= WRITTEN PROBLEM =
Pull out each line of the records that contains the string "boxes". Matches must agree in case.

= MATERIAL SUPPLIED =
☆ ☆ ☆ ☆ ☆ ☆ ☆
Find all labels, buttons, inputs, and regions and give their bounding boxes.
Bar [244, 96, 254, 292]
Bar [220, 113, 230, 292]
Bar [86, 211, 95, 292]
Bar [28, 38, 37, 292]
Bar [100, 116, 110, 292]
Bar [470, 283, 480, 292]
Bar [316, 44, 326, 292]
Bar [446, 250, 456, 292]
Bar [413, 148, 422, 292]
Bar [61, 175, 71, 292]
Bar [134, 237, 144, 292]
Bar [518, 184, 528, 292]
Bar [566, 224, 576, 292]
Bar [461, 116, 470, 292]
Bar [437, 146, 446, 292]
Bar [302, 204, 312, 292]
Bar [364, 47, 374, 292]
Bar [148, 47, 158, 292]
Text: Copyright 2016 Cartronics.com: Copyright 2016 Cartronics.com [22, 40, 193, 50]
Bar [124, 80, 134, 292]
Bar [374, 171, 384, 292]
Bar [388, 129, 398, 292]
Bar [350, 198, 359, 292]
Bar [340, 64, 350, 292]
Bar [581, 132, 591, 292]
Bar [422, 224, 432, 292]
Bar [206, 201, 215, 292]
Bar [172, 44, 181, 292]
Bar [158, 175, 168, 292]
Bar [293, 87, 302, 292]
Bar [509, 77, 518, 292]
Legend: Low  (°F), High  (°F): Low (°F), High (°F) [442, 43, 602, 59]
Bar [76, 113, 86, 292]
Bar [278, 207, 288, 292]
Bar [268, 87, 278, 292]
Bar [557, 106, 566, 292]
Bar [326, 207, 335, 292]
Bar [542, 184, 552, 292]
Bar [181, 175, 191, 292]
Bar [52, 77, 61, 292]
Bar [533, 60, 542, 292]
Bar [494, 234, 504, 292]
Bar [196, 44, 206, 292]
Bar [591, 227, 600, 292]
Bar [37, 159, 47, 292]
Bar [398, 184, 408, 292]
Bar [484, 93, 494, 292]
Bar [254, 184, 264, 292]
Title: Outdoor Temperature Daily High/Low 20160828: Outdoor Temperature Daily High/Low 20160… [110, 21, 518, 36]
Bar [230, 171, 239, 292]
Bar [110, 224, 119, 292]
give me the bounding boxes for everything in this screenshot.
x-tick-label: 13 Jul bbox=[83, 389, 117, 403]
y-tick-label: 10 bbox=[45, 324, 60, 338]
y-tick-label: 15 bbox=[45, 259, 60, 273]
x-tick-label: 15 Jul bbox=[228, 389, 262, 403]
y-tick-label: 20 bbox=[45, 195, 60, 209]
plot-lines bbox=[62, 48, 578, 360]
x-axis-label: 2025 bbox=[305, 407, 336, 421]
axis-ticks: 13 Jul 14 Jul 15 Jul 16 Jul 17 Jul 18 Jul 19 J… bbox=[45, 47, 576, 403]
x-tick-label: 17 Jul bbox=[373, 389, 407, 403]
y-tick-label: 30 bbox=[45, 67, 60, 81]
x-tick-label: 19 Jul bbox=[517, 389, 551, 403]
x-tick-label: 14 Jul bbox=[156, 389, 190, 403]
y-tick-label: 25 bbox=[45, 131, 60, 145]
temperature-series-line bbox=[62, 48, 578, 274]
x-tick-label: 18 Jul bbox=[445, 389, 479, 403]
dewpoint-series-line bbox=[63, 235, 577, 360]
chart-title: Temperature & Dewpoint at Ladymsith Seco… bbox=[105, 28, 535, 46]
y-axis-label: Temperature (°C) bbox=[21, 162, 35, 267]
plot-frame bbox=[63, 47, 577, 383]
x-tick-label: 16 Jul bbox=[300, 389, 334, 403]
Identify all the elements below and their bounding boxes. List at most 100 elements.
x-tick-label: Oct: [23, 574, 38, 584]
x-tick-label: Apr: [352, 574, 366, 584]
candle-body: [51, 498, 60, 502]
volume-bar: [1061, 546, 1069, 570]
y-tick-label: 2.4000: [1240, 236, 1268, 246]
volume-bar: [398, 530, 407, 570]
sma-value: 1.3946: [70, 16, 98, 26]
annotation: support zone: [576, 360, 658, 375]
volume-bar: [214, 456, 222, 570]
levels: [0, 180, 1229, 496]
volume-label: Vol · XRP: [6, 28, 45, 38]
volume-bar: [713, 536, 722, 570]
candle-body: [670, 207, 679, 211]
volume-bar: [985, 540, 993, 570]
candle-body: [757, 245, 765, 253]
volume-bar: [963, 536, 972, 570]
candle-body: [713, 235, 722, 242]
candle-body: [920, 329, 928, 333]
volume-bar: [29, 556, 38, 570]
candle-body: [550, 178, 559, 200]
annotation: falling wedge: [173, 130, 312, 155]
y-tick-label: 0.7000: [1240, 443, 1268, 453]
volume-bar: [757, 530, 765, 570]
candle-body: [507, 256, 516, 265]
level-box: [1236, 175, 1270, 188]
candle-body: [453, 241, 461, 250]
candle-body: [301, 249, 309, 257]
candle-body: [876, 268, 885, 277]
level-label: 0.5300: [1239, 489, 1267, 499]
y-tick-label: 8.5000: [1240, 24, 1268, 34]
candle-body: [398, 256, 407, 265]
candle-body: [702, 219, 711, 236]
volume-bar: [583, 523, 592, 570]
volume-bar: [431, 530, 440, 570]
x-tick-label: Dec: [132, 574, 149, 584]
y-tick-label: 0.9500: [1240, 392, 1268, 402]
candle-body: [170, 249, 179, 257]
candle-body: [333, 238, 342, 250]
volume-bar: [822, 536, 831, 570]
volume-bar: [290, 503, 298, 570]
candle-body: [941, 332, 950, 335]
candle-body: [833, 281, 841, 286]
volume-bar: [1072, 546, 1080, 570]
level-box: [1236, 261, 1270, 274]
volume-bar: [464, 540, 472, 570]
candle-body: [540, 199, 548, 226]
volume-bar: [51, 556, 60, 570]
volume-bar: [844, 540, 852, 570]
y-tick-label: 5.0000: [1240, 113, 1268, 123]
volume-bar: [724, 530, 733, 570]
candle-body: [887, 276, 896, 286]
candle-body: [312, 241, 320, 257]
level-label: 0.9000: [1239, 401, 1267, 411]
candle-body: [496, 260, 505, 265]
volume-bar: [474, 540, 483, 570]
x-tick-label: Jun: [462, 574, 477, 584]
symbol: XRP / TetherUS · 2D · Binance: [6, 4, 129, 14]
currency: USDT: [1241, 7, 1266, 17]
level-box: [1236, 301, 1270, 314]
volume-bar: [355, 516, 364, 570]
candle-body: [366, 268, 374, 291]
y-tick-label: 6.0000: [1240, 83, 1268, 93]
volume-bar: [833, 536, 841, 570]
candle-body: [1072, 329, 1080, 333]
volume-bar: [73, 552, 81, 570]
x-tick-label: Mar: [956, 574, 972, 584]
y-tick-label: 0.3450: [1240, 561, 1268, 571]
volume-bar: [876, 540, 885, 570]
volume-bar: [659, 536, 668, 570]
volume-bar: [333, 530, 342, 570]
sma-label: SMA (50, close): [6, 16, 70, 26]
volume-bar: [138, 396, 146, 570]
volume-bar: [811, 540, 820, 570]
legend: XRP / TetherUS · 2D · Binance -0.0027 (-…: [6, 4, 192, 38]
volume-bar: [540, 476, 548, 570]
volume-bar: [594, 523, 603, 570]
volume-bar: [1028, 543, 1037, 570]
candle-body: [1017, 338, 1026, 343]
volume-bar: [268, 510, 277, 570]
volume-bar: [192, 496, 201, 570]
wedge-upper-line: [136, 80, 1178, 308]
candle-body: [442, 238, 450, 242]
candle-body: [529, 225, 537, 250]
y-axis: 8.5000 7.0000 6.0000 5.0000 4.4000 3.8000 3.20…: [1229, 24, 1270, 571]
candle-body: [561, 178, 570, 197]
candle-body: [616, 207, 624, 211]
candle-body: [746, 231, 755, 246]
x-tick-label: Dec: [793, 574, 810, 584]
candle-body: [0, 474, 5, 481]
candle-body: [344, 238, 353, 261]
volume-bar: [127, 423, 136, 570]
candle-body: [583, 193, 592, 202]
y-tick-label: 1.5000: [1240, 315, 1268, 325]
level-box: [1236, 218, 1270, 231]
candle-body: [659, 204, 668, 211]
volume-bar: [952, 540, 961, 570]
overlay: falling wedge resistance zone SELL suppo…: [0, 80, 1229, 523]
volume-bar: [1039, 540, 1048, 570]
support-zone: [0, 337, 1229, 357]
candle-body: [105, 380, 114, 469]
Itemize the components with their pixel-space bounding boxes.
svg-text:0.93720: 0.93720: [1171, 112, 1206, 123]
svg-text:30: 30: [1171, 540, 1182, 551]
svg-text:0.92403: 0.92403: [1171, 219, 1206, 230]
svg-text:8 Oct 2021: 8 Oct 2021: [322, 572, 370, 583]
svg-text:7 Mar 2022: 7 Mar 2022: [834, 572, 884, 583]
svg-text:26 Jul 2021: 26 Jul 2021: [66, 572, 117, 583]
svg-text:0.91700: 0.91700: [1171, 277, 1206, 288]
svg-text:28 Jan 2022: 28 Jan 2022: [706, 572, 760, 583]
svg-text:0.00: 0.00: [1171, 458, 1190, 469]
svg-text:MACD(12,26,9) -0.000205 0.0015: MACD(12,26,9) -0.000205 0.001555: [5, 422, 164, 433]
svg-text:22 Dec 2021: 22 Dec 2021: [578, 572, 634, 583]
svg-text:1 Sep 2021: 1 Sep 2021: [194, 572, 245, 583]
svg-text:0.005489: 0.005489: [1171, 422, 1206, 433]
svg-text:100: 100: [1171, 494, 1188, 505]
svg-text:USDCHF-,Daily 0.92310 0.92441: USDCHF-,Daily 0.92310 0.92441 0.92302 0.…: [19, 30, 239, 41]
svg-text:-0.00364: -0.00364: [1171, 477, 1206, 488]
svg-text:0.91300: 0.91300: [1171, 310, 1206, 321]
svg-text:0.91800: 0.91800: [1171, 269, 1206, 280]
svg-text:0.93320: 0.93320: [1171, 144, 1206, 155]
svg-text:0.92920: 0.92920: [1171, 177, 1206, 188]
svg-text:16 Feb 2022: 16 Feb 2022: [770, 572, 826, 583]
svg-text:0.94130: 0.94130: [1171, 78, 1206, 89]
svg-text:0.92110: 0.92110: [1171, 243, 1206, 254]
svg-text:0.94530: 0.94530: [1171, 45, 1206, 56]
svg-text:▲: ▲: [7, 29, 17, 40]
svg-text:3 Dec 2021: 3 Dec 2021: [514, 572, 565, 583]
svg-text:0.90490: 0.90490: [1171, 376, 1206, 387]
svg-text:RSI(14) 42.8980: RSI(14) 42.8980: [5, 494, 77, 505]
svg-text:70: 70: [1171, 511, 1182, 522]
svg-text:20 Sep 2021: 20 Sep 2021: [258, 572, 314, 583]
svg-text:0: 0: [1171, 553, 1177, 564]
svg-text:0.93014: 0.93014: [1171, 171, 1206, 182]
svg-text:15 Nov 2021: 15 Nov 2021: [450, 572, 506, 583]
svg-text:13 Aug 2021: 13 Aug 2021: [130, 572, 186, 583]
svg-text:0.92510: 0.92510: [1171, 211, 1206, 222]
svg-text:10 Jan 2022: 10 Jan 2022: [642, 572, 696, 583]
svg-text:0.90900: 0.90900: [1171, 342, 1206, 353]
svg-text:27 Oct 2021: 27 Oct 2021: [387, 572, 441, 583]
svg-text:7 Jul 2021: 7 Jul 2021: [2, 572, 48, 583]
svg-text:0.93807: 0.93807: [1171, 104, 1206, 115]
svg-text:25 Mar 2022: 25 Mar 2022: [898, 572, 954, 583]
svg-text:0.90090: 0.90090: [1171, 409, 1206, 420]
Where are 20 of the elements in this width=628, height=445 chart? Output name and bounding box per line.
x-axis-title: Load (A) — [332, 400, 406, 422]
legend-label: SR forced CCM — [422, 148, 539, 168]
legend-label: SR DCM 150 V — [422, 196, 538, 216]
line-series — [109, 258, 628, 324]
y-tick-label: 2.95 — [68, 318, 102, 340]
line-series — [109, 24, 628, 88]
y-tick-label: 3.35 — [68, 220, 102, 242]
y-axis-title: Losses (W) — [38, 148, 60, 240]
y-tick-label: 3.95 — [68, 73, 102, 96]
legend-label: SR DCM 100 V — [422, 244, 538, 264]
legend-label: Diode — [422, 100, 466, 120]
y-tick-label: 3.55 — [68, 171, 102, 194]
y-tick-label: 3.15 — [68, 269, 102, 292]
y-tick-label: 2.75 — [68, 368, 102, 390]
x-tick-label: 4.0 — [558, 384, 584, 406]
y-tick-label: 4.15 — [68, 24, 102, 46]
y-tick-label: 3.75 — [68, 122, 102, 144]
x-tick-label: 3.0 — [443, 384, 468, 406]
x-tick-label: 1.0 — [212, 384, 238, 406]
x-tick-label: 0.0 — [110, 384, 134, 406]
☆ ☆ ☆ ☆ ☆ ☆ ☆
= RESULT OF THE TASK =
Find all labels, buttons, inputs, and regions and give their bounding boxes.
give me the bounding boxes for everything in this screenshot.
Identify all the elements below and their bounding boxes. List at most 100 elements.
Itemize the components with their pixel-space bounding boxes.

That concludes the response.